Required task: Copy the lines below as they are; omit the images they contain.

+ + + +

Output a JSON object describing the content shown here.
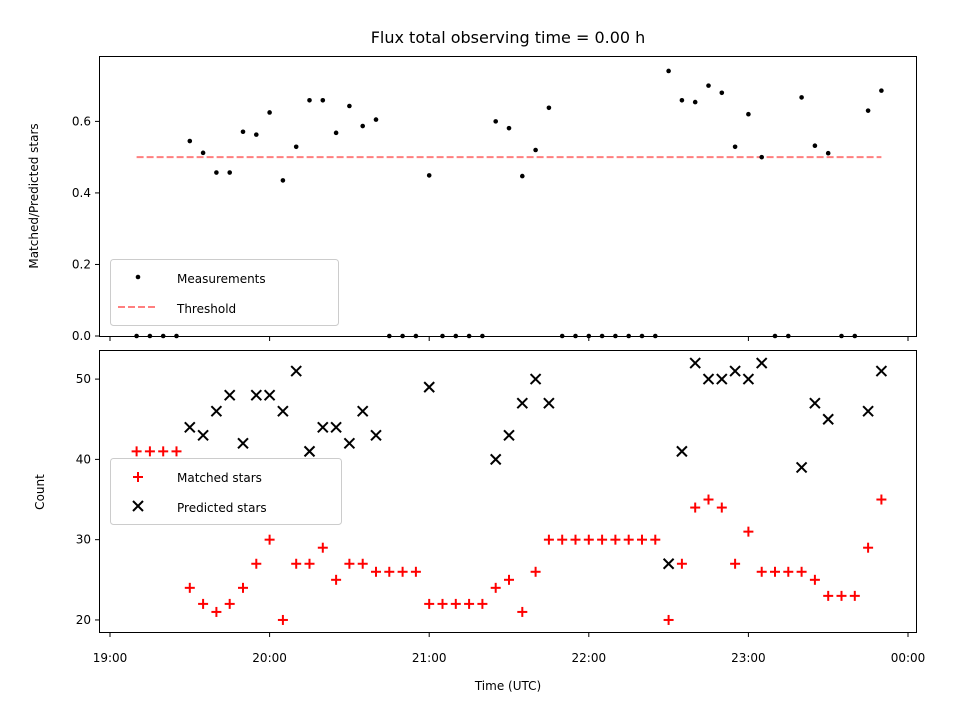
{
  "chart_data": [
    {
      "type": "scatter",
      "title": "Flux total observing time = 0.00 h",
      "ylabel": "Matched/Predicted stars",
      "xlabel": "",
      "ylim": [
        0,
        0.78
      ],
      "yticks": [
        0.0,
        0.2,
        0.4,
        0.6
      ],
      "ytick_labels": [
        "0.0",
        "0.2",
        "0.4",
        "0.6"
      ],
      "legend_position": "lower-left",
      "series": [
        {
          "name": "Measurements",
          "style": "dot",
          "color": "#000000",
          "points": [
            [
              "19:10",
              0
            ],
            [
              "19:15",
              0
            ],
            [
              "19:20",
              0
            ],
            [
              "19:25",
              0
            ],
            [
              "19:30",
              0.545
            ],
            [
              "19:35",
              0.512
            ],
            [
              "19:40",
              0.457
            ],
            [
              "19:45",
              0.457
            ],
            [
              "19:50",
              0.571
            ],
            [
              "19:55",
              0.563
            ],
            [
              "20:00",
              0.625
            ],
            [
              "20:05",
              0.435
            ],
            [
              "20:10",
              0.529
            ],
            [
              "20:15",
              0.659
            ],
            [
              "20:20",
              0.659
            ],
            [
              "20:25",
              0.568
            ],
            [
              "20:30",
              0.643
            ],
            [
              "20:35",
              0.587
            ],
            [
              "20:40",
              0.605
            ],
            [
              "20:45",
              0
            ],
            [
              "20:50",
              0
            ],
            [
              "20:55",
              0
            ],
            [
              "21:00",
              0.449
            ],
            [
              "21:05",
              0
            ],
            [
              "21:10",
              0
            ],
            [
              "21:15",
              0
            ],
            [
              "21:20",
              0
            ],
            [
              "21:25",
              0.6
            ],
            [
              "21:30",
              0.581
            ],
            [
              "21:35",
              0.447
            ],
            [
              "21:40",
              0.52
            ],
            [
              "21:45",
              0.638
            ],
            [
              "21:50",
              0
            ],
            [
              "21:55",
              0
            ],
            [
              "22:00",
              0
            ],
            [
              "22:05",
              0
            ],
            [
              "22:10",
              0
            ],
            [
              "22:15",
              0
            ],
            [
              "22:20",
              0
            ],
            [
              "22:25",
              0
            ],
            [
              "22:30",
              0.741
            ],
            [
              "22:35",
              0.659
            ],
            [
              "22:40",
              0.654
            ],
            [
              "22:45",
              0.7
            ],
            [
              "22:50",
              0.68
            ],
            [
              "22:55",
              0.529
            ],
            [
              "23:00",
              0.62
            ],
            [
              "23:05",
              0.5
            ],
            [
              "23:10",
              0
            ],
            [
              "23:15",
              0
            ],
            [
              "23:20",
              0.667
            ],
            [
              "23:25",
              0.532
            ],
            [
              "23:30",
              0.511
            ],
            [
              "23:35",
              0
            ],
            [
              "23:40",
              0
            ],
            [
              "23:45",
              0.63
            ],
            [
              "23:50",
              0.686
            ]
          ]
        },
        {
          "name": "Threshold",
          "style": "dashed-line",
          "color": "#ff7f7f",
          "points": [
            [
              "19:10",
              0.5
            ],
            [
              "23:50",
              0.5
            ]
          ]
        }
      ]
    },
    {
      "type": "scatter",
      "title": "",
      "ylabel": "Count",
      "xlabel": "Time (UTC)",
      "ylim": [
        18.5,
        53.5
      ],
      "yticks": [
        20,
        30,
        40,
        50
      ],
      "ytick_labels": [
        "20",
        "30",
        "40",
        "50"
      ],
      "xlim": [
        "19:00",
        "00:00"
      ],
      "xticks": [
        "19:00",
        "20:00",
        "21:00",
        "22:00",
        "23:00",
        "00:00"
      ],
      "xtick_labels": [
        "19:00",
        "20:00",
        "21:00",
        "22:00",
        "23:00",
        "00:00"
      ],
      "legend_position": "center-left",
      "series": [
        {
          "name": "Matched stars",
          "marker": "plus",
          "color": "#ff0000",
          "points": [
            [
              "19:10",
              41
            ],
            [
              "19:15",
              41
            ],
            [
              "19:20",
              41
            ],
            [
              "19:25",
              41
            ],
            [
              "19:30",
              24
            ],
            [
              "19:35",
              22
            ],
            [
              "19:40",
              21
            ],
            [
              "19:45",
              22
            ],
            [
              "19:50",
              24
            ],
            [
              "19:55",
              27
            ],
            [
              "20:00",
              30
            ],
            [
              "20:05",
              20
            ],
            [
              "20:10",
              27
            ],
            [
              "20:15",
              27
            ],
            [
              "20:20",
              29
            ],
            [
              "20:25",
              25
            ],
            [
              "20:30",
              27
            ],
            [
              "20:35",
              27
            ],
            [
              "20:40",
              26
            ],
            [
              "20:45",
              26
            ],
            [
              "20:50",
              26
            ],
            [
              "20:55",
              26
            ],
            [
              "21:00",
              22
            ],
            [
              "21:05",
              22
            ],
            [
              "21:10",
              22
            ],
            [
              "21:15",
              22
            ],
            [
              "21:20",
              22
            ],
            [
              "21:25",
              24
            ],
            [
              "21:30",
              25
            ],
            [
              "21:35",
              21
            ],
            [
              "21:40",
              26
            ],
            [
              "21:45",
              30
            ],
            [
              "21:50",
              30
            ],
            [
              "21:55",
              30
            ],
            [
              "22:00",
              30
            ],
            [
              "22:05",
              30
            ],
            [
              "22:10",
              30
            ],
            [
              "22:15",
              30
            ],
            [
              "22:20",
              30
            ],
            [
              "22:25",
              30
            ],
            [
              "22:30",
              20
            ],
            [
              "22:35",
              27
            ],
            [
              "22:40",
              34
            ],
            [
              "22:45",
              35
            ],
            [
              "22:50",
              34
            ],
            [
              "22:55",
              27
            ],
            [
              "23:00",
              31
            ],
            [
              "23:05",
              26
            ],
            [
              "23:10",
              26
            ],
            [
              "23:15",
              26
            ],
            [
              "23:20",
              26
            ],
            [
              "23:25",
              25
            ],
            [
              "23:30",
              23
            ],
            [
              "23:35",
              23
            ],
            [
              "23:40",
              23
            ],
            [
              "23:45",
              29
            ],
            [
              "23:50",
              35
            ]
          ]
        },
        {
          "name": "Predicted stars",
          "marker": "x",
          "color": "#000000",
          "points": [
            [
              "19:30",
              44
            ],
            [
              "19:35",
              43
            ],
            [
              "19:40",
              46
            ],
            [
              "19:45",
              48
            ],
            [
              "19:50",
              42
            ],
            [
              "19:55",
              48
            ],
            [
              "20:00",
              48
            ],
            [
              "20:05",
              46
            ],
            [
              "20:10",
              51
            ],
            [
              "20:15",
              41
            ],
            [
              "20:20",
              44
            ],
            [
              "20:25",
              44
            ],
            [
              "20:30",
              42
            ],
            [
              "20:35",
              46
            ],
            [
              "20:40",
              43
            ],
            [
              "21:00",
              49
            ],
            [
              "21:25",
              40
            ],
            [
              "21:30",
              43
            ],
            [
              "21:35",
              47
            ],
            [
              "21:40",
              50
            ],
            [
              "21:45",
              47
            ],
            [
              "22:30",
              27
            ],
            [
              "22:35",
              41
            ],
            [
              "22:40",
              52
            ],
            [
              "22:45",
              50
            ],
            [
              "22:50",
              50
            ],
            [
              "22:55",
              51
            ],
            [
              "23:00",
              50
            ],
            [
              "23:05",
              52
            ],
            [
              "23:20",
              39
            ],
            [
              "23:25",
              47
            ],
            [
              "23:30",
              45
            ],
            [
              "23:45",
              46
            ],
            [
              "23:50",
              51
            ]
          ]
        }
      ]
    }
  ]
}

+ + + +

Task answer:
Output a JSON object describing the content shown here.
{
  "chart_data": [
    {
      "type": "scatter",
      "title": "Flux total observing time = 0.00 h",
      "ylabel": "Matched/Predicted stars",
      "xlabel": "",
      "ylim": [
        0,
        0.78
      ],
      "yticks": [
        0.0,
        0.2,
        0.4,
        0.6
      ],
      "ytick_labels": [
        "0.0",
        "0.2",
        "0.4",
        "0.6"
      ],
      "legend_position": "lower-left",
      "series": [
        {
          "name": "Measurements",
          "style": "dot",
          "color": "#000000",
          "points": [
            [
              "19:10",
              0
            ],
            [
              "19:15",
              0
            ],
            [
              "19:20",
              0
            ],
            [
              "19:25",
              0
            ],
            [
              "19:30",
              0.545
            ],
            [
              "19:35",
              0.512
            ],
            [
              "19:40",
              0.457
            ],
            [
              "19:45",
              0.457
            ],
            [
              "19:50",
              0.571
            ],
            [
              "19:55",
              0.563
            ],
            [
              "20:00",
              0.625
            ],
            [
              "20:05",
              0.435
            ],
            [
              "20:10",
              0.529
            ],
            [
              "20:15",
              0.659
            ],
            [
              "20:20",
              0.659
            ],
            [
              "20:25",
              0.568
            ],
            [
              "20:30",
              0.643
            ],
            [
              "20:35",
              0.587
            ],
            [
              "20:40",
              0.605
            ],
            [
              "20:45",
              0
            ],
            [
              "20:50",
              0
            ],
            [
              "20:55",
              0
            ],
            [
              "21:00",
              0.449
            ],
            [
              "21:05",
              0
            ],
            [
              "21:10",
              0
            ],
            [
              "21:15",
              0
            ],
            [
              "21:20",
              0
            ],
            [
              "21:25",
              0.6
            ],
            [
              "21:30",
              0.581
            ],
            [
              "21:35",
              0.447
            ],
            [
              "21:40",
              0.52
            ],
            [
              "21:45",
              0.638
            ],
            [
              "21:50",
              0
            ],
            [
              "21:55",
              0
            ],
            [
              "22:00",
              0
            ],
            [
              "22:05",
              0
            ],
            [
              "22:10",
              0
            ],
            [
              "22:15",
              0
            ],
            [
              "22:20",
              0
            ],
            [
              "22:25",
              0
            ],
            [
              "22:30",
              0.741
            ],
            [
              "22:35",
              0.659
            ],
            [
              "22:40",
              0.654
            ],
            [
              "22:45",
              0.7
            ],
            [
              "22:50",
              0.68
            ],
            [
              "22:55",
              0.529
            ],
            [
              "23:00",
              0.62
            ],
            [
              "23:05",
              0.5
            ],
            [
              "23:10",
              0
            ],
            [
              "23:15",
              0
            ],
            [
              "23:20",
              0.667
            ],
            [
              "23:25",
              0.532
            ],
            [
              "23:30",
              0.511
            ],
            [
              "23:35",
              0
            ],
            [
              "23:40",
              0
            ],
            [
              "23:45",
              0.63
            ],
            [
              "23:50",
              0.686
            ]
          ]
        },
        {
          "name": "Threshold",
          "style": "dashed-line",
          "color": "#ff7f7f",
          "points": [
            [
              "19:10",
              0.5
            ],
            [
              "23:50",
              0.5
            ]
          ]
        }
      ]
    },
    {
      "type": "scatter",
      "title": "",
      "ylabel": "Count",
      "xlabel": "Time (UTC)",
      "ylim": [
        18.5,
        53.5
      ],
      "yticks": [
        20,
        30,
        40,
        50
      ],
      "ytick_labels": [
        "20",
        "30",
        "40",
        "50"
      ],
      "xlim": [
        "19:00",
        "00:00"
      ],
      "xticks": [
        "19:00",
        "20:00",
        "21:00",
        "22:00",
        "23:00",
        "00:00"
      ],
      "xtick_labels": [
        "19:00",
        "20:00",
        "21:00",
        "22:00",
        "23:00",
        "00:00"
      ],
      "legend_position": "center-left",
      "series": [
        {
          "name": "Matched stars",
          "marker": "plus",
          "color": "#ff0000",
          "points": [
            [
              "19:10",
              41
            ],
            [
              "19:15",
              41
            ],
            [
              "19:20",
              41
            ],
            [
              "19:25",
              41
            ],
            [
              "19:30",
              24
            ],
            [
              "19:35",
              22
            ],
            [
              "19:40",
              21
            ],
            [
              "19:45",
              22
            ],
            [
              "19:50",
              24
            ],
            [
              "19:55",
              27
            ],
            [
              "20:00",
              30
            ],
            [
              "20:05",
              20
            ],
            [
              "20:10",
              27
            ],
            [
              "20:15",
              27
            ],
            [
              "20:20",
              29
            ],
            [
              "20:25",
              25
            ],
            [
              "20:30",
              27
            ],
            [
              "20:35",
              27
            ],
            [
              "20:40",
              26
            ],
            [
              "20:45",
              26
            ],
            [
              "20:50",
              26
            ],
            [
              "20:55",
              26
            ],
            [
              "21:00",
              22
            ],
            [
              "21:05",
              22
            ],
            [
              "21:10",
              22
            ],
            [
              "21:15",
              22
            ],
            [
              "21:20",
              22
            ],
            [
              "21:25",
              24
            ],
            [
              "21:30",
              25
            ],
            [
              "21:35",
              21
            ],
            [
              "21:40",
              26
            ],
            [
              "21:45",
              30
            ],
            [
              "21:50",
              30
            ],
            [
              "21:55",
              30
            ],
            [
              "22:00",
              30
            ],
            [
              "22:05",
              30
            ],
            [
              "22:10",
              30
            ],
            [
              "22:15",
              30
            ],
            [
              "22:20",
              30
            ],
            [
              "22:25",
              30
            ],
            [
              "22:30",
              20
            ],
            [
              "22:35",
              27
            ],
            [
              "22:40",
              34
            ],
            [
              "22:45",
              35
            ],
            [
              "22:50",
              34
            ],
            [
              "22:55",
              27
            ],
            [
              "23:00",
              31
            ],
            [
              "23:05",
              26
            ],
            [
              "23:10",
              26
            ],
            [
              "23:15",
              26
            ],
            [
              "23:20",
              26
            ],
            [
              "23:25",
              25
            ],
            [
              "23:30",
              23
            ],
            [
              "23:35",
              23
            ],
            [
              "23:40",
              23
            ],
            [
              "23:45",
              29
            ],
            [
              "23:50",
              35
            ]
          ]
        },
        {
          "name": "Predicted stars",
          "marker": "x",
          "color": "#000000",
          "points": [
            [
              "19:30",
              44
            ],
            [
              "19:35",
              43
            ],
            [
              "19:40",
              46
            ],
            [
              "19:45",
              48
            ],
            [
              "19:50",
              42
            ],
            [
              "19:55",
              48
            ],
            [
              "20:00",
              48
            ],
            [
              "20:05",
              46
            ],
            [
              "20:10",
              51
            ],
            [
              "20:15",
              41
            ],
            [
              "20:20",
              44
            ],
            [
              "20:25",
              44
            ],
            [
              "20:30",
              42
            ],
            [
              "20:35",
              46
            ],
            [
              "20:40",
              43
            ],
            [
              "21:00",
              49
            ],
            [
              "21:25",
              40
            ],
            [
              "21:30",
              43
            ],
            [
              "21:35",
              47
            ],
            [
              "21:40",
              50
            ],
            [
              "21:45",
              47
            ],
            [
              "22:30",
              27
            ],
            [
              "22:35",
              41
            ],
            [
              "22:40",
              52
            ],
            [
              "22:45",
              50
            ],
            [
              "22:50",
              50
            ],
            [
              "22:55",
              51
            ],
            [
              "23:00",
              50
            ],
            [
              "23:05",
              52
            ],
            [
              "23:20",
              39
            ],
            [
              "23:25",
              47
            ],
            [
              "23:30",
              45
            ],
            [
              "23:45",
              46
            ],
            [
              "23:50",
              51
            ]
          ]
        }
      ]
    }
  ]
}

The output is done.